-- Data under study follows --

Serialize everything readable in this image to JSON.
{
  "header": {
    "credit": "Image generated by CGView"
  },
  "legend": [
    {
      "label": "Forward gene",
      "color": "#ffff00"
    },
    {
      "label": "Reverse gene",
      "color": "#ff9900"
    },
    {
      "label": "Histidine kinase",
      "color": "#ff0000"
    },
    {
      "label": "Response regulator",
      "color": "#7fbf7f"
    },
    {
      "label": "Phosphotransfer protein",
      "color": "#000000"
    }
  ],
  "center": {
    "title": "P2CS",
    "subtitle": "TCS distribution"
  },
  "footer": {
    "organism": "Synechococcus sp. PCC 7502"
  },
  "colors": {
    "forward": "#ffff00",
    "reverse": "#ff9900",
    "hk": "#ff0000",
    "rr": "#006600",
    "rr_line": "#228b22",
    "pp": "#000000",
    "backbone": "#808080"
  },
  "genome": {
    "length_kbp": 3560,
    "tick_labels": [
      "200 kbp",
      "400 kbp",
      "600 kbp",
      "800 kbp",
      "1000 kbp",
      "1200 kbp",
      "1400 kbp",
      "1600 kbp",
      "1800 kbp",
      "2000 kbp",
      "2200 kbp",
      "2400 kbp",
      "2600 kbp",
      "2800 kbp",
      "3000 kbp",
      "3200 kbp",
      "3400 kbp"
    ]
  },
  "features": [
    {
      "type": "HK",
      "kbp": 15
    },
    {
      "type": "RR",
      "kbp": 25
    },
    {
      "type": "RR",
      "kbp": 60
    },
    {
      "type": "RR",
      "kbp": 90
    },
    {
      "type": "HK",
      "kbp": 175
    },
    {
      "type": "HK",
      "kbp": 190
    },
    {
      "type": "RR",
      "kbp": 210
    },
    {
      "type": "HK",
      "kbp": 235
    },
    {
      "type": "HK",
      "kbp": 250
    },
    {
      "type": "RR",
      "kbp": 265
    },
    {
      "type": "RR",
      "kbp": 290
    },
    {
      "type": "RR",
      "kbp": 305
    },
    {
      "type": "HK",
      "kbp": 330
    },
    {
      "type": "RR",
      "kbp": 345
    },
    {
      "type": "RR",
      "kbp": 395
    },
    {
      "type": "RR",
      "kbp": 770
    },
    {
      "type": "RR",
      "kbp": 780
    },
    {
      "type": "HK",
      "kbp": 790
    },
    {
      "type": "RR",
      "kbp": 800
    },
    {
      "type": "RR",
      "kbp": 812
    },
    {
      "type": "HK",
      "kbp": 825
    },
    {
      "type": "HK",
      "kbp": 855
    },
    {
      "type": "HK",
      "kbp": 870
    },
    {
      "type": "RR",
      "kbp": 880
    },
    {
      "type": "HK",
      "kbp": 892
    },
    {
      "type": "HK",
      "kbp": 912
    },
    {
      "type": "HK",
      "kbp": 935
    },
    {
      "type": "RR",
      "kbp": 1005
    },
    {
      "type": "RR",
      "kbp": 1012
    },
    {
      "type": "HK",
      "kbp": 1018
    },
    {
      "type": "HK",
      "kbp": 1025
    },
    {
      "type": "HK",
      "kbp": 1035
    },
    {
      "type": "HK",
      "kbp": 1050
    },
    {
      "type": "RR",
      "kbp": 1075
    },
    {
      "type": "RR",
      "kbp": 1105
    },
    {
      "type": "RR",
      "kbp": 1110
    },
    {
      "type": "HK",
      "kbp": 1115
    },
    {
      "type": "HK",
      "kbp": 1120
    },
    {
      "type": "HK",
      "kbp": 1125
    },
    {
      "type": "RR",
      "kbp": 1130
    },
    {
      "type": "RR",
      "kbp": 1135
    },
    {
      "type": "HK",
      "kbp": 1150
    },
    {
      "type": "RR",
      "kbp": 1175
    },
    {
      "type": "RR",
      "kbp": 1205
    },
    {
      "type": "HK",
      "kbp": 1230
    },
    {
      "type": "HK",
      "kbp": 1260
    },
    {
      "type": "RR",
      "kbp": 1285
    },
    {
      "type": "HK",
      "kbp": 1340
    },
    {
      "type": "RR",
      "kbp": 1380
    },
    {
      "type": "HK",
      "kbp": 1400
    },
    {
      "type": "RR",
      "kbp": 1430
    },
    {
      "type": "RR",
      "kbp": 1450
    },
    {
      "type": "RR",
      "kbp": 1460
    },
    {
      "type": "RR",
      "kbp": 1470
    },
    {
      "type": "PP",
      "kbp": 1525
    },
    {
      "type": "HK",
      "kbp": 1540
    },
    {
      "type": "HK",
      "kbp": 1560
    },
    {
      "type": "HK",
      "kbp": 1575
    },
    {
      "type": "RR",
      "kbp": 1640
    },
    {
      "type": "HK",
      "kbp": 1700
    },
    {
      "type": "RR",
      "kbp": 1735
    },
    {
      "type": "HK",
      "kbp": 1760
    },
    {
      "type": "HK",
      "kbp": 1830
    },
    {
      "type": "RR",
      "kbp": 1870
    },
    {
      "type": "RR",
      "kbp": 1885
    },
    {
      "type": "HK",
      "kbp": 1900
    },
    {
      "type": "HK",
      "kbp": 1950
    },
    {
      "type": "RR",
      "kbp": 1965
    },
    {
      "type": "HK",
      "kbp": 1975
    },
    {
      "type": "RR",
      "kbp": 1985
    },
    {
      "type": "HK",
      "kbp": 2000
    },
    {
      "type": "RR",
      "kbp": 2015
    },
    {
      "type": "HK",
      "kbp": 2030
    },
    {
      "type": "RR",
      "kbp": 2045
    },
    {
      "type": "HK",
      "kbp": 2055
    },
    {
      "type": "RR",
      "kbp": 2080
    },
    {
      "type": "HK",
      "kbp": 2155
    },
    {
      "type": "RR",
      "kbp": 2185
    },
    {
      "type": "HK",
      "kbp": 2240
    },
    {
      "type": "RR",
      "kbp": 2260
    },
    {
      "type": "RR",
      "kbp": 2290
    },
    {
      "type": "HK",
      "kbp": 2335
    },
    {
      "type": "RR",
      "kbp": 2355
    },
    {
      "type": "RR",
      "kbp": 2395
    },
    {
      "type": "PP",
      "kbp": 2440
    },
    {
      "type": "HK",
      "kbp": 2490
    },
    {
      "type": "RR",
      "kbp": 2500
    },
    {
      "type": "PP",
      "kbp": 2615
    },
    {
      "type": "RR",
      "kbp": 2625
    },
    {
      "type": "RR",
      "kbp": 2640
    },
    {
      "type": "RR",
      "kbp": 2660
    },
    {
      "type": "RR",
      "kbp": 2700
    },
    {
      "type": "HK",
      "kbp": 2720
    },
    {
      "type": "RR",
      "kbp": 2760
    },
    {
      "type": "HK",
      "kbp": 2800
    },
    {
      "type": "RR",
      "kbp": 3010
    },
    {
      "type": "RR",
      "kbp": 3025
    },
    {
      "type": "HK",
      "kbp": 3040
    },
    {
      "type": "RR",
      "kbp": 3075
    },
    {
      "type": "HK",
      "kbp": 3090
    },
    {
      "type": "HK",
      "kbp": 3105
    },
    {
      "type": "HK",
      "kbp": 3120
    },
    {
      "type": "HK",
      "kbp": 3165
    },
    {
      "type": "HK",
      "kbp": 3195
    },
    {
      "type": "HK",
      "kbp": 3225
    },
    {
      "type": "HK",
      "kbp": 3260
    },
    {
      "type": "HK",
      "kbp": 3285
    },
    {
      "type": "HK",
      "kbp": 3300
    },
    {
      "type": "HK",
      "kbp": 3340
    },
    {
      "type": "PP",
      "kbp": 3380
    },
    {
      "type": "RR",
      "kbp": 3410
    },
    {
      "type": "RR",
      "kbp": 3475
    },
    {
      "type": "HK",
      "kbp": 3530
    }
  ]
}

-- Data under study concluded --

Work item
Output every entry exactly as given.

Written answer
Serialize everything readable in this image to JSON.
{
  "header": {
    "credit": "Image generated by CGView"
  },
  "legend": [
    {
      "label": "Forward gene",
      "color": "#ffff00"
    },
    {
      "label": "Reverse gene",
      "color": "#ff9900"
    },
    {
      "label": "Histidine kinase",
      "color": "#ff0000"
    },
    {
      "label": "Response regulator",
      "color": "#7fbf7f"
    },
    {
      "label": "Phosphotransfer protein",
      "color": "#000000"
    }
  ],
  "center": {
    "title": "P2CS",
    "subtitle": "TCS distribution"
  },
  "footer": {
    "organism": "Synechococcus sp. PCC 7502"
  },
  "colors": {
    "forward": "#ffff00",
    "reverse": "#ff9900",
    "hk": "#ff0000",
    "rr": "#006600",
    "rr_line": "#228b22",
    "pp": "#000000",
    "backbone": "#808080"
  },
  "genome": {
    "length_kbp": 3560,
    "tick_labels": [
      "200 kbp",
      "400 kbp",
      "600 kbp",
      "800 kbp",
      "1000 kbp",
      "1200 kbp",
      "1400 kbp",
      "1600 kbp",
      "1800 kbp",
      "2000 kbp",
      "2200 kbp",
      "2400 kbp",
      "2600 kbp",
      "2800 kbp",
      "3000 kbp",
      "3200 kbp",
      "3400 kbp"
    ]
  },
  "features": [
    {
      "type": "HK",
      "kbp": 15
    },
    {
      "type": "RR",
      "kbp": 25
    },
    {
      "type": "RR",
      "kbp": 60
    },
    {
      "type": "RR",
      "kbp": 90
    },
    {
      "type": "HK",
      "kbp": 175
    },
    {
      "type": "HK",
      "kbp": 190
    },
    {
      "type": "RR",
      "kbp": 210
    },
    {
      "type": "HK",
      "kbp": 235
    },
    {
      "type": "HK",
      "kbp": 250
    },
    {
      "type": "RR",
      "kbp": 265
    },
    {
      "type": "RR",
      "kbp": 290
    },
    {
      "type": "RR",
      "kbp": 305
    },
    {
      "type": "HK",
      "kbp": 330
    },
    {
      "type": "RR",
      "kbp": 345
    },
    {
      "type": "RR",
      "kbp": 395
    },
    {
      "type": "RR",
      "kbp": 770
    },
    {
      "type": "RR",
      "kbp": 780
    },
    {
      "type": "HK",
      "kbp": 790
    },
    {
      "type": "RR",
      "kbp": 800
    },
    {
      "type": "RR",
      "kbp": 812
    },
    {
      "type": "HK",
      "kbp": 825
    },
    {
      "type": "HK",
      "kbp": 855
    },
    {
      "type": "HK",
      "kbp": 870
    },
    {
      "type": "RR",
      "kbp": 880
    },
    {
      "type": "HK",
      "kbp": 892
    },
    {
      "type": "HK",
      "kbp": 912
    },
    {
      "type": "HK",
      "kbp": 935
    },
    {
      "type": "RR",
      "kbp": 1005
    },
    {
      "type": "RR",
      "kbp": 1012
    },
    {
      "type": "HK",
      "kbp": 1018
    },
    {
      "type": "HK",
      "kbp": 1025
    },
    {
      "type": "HK",
      "kbp": 1035
    },
    {
      "type": "HK",
      "kbp": 1050
    },
    {
      "type": "RR",
      "kbp": 1075
    },
    {
      "type": "RR",
      "kbp": 1105
    },
    {
      "type": "RR",
      "kbp": 1110
    },
    {
      "type": "HK",
      "kbp": 1115
    },
    {
      "type": "HK",
      "kbp": 1120
    },
    {
      "type": "HK",
      "kbp": 1125
    },
    {
      "type": "RR",
      "kbp": 1130
    },
    {
      "type": "RR",
      "kbp": 1135
    },
    {
      "type": "HK",
      "kbp": 1150
    },
    {
      "type": "RR",
      "kbp": 1175
    },
    {
      "type": "RR",
      "kbp": 1205
    },
    {
      "type": "HK",
      "kbp": 1230
    },
    {
      "type": "HK",
      "kbp": 1260
    },
    {
      "type": "RR",
      "kbp": 1285
    },
    {
      "type": "HK",
      "kbp": 1340
    },
    {
      "type": "RR",
      "kbp": 1380
    },
    {
      "type": "HK",
      "kbp": 1400
    },
    {
      "type": "RR",
      "kbp": 1430
    },
    {
      "type": "RR",
      "kbp": 1450
    },
    {
      "type": "RR",
      "kbp": 1460
    },
    {
      "type": "RR",
      "kbp": 1470
    },
    {
      "type": "PP",
      "kbp": 1525
    },
    {
      "type": "HK",
      "kbp": 1540
    },
    {
      "type": "HK",
      "kbp": 1560
    },
    {
      "type": "HK",
      "kbp": 1575
    },
    {
      "type": "RR",
      "kbp": 1640
    },
    {
      "type": "HK",
      "kbp": 1700
    },
    {
      "type": "RR",
      "kbp": 1735
    },
    {
      "type": "HK",
      "kbp": 1760
    },
    {
      "type": "HK",
      "kbp": 1830
    },
    {
      "type": "RR",
      "kbp": 1870
    },
    {
      "type": "RR",
      "kbp": 1885
    },
    {
      "type": "HK",
      "kbp": 1900
    },
    {
      "type": "HK",
      "kbp": 1950
    },
    {
      "type": "RR",
      "kbp": 1965
    },
    {
      "type": "HK",
      "kbp": 1975
    },
    {
      "type": "RR",
      "kbp": 1985
    },
    {
      "type": "HK",
      "kbp": 2000
    },
    {
      "type": "RR",
      "kbp": 2015
    },
    {
      "type": "HK",
      "kbp": 2030
    },
    {
      "type": "RR",
      "kbp": 2045
    },
    {
      "type": "HK",
      "kbp": 2055
    },
    {
      "type": "RR",
      "kbp": 2080
    },
    {
      "type": "HK",
      "kbp": 2155
    },
    {
      "type": "RR",
      "kbp": 2185
    },
    {
      "type": "HK",
      "kbp": 2240
    },
    {
      "type": "RR",
      "kbp": 2260
    },
    {
      "type": "RR",
      "kbp": 2290
    },
    {
      "type": "HK",
      "kbp": 2335
    },
    {
      "type": "RR",
      "kbp": 2355
    },
    {
      "type": "RR",
      "kbp": 2395
    },
    {
      "type": "PP",
      "kbp": 2440
    },
    {
      "type": "HK",
      "kbp": 2490
    },
    {
      "type": "RR",
      "kbp": 2500
    },
    {
      "type": "PP",
      "kbp": 2615
    },
    {
      "type": "RR",
      "kbp": 2625
    },
    {
      "type": "RR",
      "kbp": 2640
    },
    {
      "type": "RR",
      "kbp": 2660
    },
    {
      "type": "RR",
      "kbp": 2700
    },
    {
      "type": "HK",
      "kbp": 2720
    },
    {
      "type": "RR",
      "kbp": 2760
    },
    {
      "type": "HK",
      "kbp": 2800
    },
    {
      "type": "RR",
      "kbp": 3010
    },
    {
      "type": "RR",
      "kbp": 3025
    },
    {
      "type": "HK",
      "kbp": 3040
    },
    {
      "type": "RR",
      "kbp": 3075
    },
    {
      "type": "HK",
      "kbp": 3090
    },
    {
      "type": "HK",
      "kbp": 3105
    },
    {
      "type": "HK",
      "kbp": 3120
    },
    {
      "type": "HK",
      "kbp": 3165
    },
    {
      "type": "HK",
      "kbp": 3195
    },
    {
      "type": "HK",
      "kbp": 3225
    },
    {
      "type": "HK",
      "kbp": 3260
    },
    {
      "type": "HK",
      "kbp": 3285
    },
    {
      "type": "HK",
      "kbp": 3300
    },
    {
      "type": "HK",
      "kbp": 3340
    },
    {
      "type": "PP",
      "kbp": 3380
    },
    {
      "type": "RR",
      "kbp": 3410
    },
    {
      "type": "RR",
      "kbp": 3475
    },
    {
      "type": "HK",
      "kbp": 3530
    }
  ]
}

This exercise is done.